Identify all lines in the data containing the string "Sligo". Copy them out.

○ ○ ○ ○ ○ ○ ○

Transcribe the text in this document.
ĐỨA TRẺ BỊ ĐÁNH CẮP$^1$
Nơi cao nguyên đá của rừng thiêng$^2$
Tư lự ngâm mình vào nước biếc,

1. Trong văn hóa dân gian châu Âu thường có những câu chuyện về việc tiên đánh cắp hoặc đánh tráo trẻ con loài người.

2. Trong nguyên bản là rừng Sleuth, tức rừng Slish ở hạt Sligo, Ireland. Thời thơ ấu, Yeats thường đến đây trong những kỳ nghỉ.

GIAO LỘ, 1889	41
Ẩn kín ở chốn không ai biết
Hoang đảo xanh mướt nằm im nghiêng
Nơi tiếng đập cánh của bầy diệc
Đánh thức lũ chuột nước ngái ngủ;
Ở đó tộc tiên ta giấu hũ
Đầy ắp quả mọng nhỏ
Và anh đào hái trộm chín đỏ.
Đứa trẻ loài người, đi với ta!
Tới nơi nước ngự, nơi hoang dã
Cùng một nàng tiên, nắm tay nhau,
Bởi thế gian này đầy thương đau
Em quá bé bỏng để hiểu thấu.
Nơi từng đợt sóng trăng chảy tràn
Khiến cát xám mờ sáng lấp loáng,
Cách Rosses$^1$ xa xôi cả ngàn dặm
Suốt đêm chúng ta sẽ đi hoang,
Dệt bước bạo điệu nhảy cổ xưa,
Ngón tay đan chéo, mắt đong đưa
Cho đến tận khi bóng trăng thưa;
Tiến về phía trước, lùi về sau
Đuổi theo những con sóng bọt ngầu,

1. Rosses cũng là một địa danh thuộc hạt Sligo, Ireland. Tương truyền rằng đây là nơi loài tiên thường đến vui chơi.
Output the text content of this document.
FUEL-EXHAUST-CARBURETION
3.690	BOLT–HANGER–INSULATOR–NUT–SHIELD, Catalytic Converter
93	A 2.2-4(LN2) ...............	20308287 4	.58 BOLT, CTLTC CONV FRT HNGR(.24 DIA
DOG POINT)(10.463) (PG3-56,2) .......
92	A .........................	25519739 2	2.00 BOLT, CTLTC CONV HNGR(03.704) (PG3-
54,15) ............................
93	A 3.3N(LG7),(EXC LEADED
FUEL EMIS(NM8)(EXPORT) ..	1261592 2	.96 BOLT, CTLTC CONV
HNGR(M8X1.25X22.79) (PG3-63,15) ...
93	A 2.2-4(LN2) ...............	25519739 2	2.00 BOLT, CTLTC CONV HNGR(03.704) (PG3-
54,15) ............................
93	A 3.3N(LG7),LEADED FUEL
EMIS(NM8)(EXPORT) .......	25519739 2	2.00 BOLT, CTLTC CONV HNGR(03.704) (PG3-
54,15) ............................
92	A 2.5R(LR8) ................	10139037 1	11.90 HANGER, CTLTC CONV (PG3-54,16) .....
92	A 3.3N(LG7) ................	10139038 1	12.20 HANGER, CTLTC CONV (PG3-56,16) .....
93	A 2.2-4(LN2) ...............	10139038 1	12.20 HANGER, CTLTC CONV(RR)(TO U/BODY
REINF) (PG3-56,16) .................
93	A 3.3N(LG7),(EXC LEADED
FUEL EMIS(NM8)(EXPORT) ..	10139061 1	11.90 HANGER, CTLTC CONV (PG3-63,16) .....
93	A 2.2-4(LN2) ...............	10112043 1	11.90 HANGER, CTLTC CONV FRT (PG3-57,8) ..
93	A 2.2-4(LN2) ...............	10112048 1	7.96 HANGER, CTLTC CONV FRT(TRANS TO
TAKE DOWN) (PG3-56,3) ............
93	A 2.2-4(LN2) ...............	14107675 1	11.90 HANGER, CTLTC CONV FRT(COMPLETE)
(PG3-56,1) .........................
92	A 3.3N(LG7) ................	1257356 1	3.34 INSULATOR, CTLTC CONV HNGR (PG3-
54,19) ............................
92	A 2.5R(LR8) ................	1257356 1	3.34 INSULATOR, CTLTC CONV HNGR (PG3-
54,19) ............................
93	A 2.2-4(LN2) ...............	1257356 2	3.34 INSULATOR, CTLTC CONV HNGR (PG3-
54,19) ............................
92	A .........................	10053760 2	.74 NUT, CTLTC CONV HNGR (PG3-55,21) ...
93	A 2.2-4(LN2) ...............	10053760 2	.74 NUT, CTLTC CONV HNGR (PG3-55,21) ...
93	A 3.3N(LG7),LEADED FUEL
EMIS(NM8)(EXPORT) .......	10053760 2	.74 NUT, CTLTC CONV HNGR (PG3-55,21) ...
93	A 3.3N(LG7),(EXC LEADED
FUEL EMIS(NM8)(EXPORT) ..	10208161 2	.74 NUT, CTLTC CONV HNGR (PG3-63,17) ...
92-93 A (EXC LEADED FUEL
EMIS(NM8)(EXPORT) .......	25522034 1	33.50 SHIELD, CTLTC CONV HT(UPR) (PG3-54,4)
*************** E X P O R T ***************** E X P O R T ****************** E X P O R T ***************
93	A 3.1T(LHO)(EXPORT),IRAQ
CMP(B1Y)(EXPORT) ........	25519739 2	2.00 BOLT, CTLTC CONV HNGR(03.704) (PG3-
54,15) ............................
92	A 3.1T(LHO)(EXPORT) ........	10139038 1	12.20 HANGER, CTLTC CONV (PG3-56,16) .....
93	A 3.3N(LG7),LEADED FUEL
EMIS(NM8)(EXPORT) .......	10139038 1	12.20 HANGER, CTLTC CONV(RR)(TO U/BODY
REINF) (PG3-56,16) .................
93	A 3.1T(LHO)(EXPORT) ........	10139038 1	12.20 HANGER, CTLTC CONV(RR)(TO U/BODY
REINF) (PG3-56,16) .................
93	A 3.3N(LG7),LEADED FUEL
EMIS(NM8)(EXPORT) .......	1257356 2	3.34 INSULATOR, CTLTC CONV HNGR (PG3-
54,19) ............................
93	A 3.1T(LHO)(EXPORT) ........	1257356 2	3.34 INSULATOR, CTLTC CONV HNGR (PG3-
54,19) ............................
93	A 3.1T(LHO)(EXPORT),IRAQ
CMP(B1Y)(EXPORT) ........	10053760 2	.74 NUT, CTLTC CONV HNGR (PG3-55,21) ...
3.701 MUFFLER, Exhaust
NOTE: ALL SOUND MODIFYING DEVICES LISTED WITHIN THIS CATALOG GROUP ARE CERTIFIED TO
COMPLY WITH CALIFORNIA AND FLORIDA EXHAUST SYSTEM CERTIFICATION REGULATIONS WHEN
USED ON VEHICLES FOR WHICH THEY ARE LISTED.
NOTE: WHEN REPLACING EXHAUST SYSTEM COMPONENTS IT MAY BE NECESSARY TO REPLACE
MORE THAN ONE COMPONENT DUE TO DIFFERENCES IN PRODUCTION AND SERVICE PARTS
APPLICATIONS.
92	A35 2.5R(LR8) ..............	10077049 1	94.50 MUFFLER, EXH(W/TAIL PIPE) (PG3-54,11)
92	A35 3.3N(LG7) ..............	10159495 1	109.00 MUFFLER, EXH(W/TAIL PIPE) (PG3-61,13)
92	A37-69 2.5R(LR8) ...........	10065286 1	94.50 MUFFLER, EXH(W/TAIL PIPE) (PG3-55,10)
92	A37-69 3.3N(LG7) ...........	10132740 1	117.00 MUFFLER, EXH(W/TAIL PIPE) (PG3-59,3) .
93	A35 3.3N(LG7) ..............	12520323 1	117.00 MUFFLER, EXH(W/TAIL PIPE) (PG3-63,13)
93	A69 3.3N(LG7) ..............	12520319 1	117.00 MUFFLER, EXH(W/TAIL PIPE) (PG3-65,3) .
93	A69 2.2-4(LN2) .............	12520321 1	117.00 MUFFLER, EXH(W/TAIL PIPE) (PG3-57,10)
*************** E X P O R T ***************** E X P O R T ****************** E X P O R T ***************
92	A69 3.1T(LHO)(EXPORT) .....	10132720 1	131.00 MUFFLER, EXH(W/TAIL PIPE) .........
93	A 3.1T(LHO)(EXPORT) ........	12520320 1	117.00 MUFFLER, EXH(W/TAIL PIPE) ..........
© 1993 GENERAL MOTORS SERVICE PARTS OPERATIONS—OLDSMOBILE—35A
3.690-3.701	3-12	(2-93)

○ ○ ○ ○ ○ ○ ○

# RESULT OF THIS EXERCISE:
2. Trong nguyên bản là rừng Sleuth, tức rừng Slish ở hạt Sligo, Ireland. Thời thơ ấu, Yeats thường đến đây trong những kỳ nghỉ.
1. Rosses cũng là một địa danh thuộc hạt Sligo, Ireland. Tương truyền rằng đây là nơi loài tiên thường đến vui chơi.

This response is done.